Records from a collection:
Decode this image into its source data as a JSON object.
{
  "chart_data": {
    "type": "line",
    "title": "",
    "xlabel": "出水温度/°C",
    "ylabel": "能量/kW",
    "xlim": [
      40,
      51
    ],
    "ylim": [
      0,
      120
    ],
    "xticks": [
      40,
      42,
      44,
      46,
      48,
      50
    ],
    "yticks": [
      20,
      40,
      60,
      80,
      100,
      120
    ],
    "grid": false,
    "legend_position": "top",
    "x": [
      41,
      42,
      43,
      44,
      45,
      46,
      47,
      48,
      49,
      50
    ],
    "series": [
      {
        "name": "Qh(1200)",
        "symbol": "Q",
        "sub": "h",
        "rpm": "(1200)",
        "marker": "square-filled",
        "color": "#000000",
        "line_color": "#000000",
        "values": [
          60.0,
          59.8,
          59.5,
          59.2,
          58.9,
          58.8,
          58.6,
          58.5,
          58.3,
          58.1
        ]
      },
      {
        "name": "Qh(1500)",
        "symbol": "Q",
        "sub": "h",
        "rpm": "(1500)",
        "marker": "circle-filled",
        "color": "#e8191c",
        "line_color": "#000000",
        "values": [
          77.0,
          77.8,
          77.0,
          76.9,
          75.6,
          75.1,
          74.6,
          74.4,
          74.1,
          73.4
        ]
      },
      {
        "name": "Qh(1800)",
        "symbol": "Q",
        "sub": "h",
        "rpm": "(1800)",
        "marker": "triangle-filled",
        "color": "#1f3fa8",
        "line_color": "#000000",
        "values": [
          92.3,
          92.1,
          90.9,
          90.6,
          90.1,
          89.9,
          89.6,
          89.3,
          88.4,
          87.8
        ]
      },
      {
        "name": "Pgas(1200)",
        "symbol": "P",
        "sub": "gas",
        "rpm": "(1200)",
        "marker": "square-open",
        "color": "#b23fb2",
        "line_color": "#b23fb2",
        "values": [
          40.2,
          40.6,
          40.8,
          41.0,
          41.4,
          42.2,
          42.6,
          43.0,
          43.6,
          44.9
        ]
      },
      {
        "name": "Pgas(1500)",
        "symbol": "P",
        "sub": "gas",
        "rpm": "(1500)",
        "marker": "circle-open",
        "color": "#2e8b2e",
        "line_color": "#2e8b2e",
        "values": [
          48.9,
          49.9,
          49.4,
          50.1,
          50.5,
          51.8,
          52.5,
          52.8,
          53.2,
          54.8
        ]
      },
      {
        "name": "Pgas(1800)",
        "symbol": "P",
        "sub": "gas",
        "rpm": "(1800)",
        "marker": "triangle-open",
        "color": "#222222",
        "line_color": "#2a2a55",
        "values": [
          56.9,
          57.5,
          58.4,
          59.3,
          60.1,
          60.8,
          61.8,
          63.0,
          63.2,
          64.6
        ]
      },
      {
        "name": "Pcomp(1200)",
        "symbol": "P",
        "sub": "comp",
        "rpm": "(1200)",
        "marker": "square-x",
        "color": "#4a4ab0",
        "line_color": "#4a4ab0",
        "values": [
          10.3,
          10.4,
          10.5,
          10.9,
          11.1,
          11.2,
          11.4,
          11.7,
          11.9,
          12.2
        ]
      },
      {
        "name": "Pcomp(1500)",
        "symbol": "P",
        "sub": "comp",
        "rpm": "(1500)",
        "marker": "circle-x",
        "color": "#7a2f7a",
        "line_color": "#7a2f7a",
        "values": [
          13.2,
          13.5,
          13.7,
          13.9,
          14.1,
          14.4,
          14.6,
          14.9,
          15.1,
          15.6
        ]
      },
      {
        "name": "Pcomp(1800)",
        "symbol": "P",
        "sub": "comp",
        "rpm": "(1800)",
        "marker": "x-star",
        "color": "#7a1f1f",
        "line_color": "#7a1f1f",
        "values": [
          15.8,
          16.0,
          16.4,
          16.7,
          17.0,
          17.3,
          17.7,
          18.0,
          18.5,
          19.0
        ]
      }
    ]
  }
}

Exercise instructions =>
Search the entries for the word "filled", then list each line that holds it.

Finished exercise =>
        "marker": "square-filled",
        "marker": "circle-filled",
        "marker": "triangle-filled",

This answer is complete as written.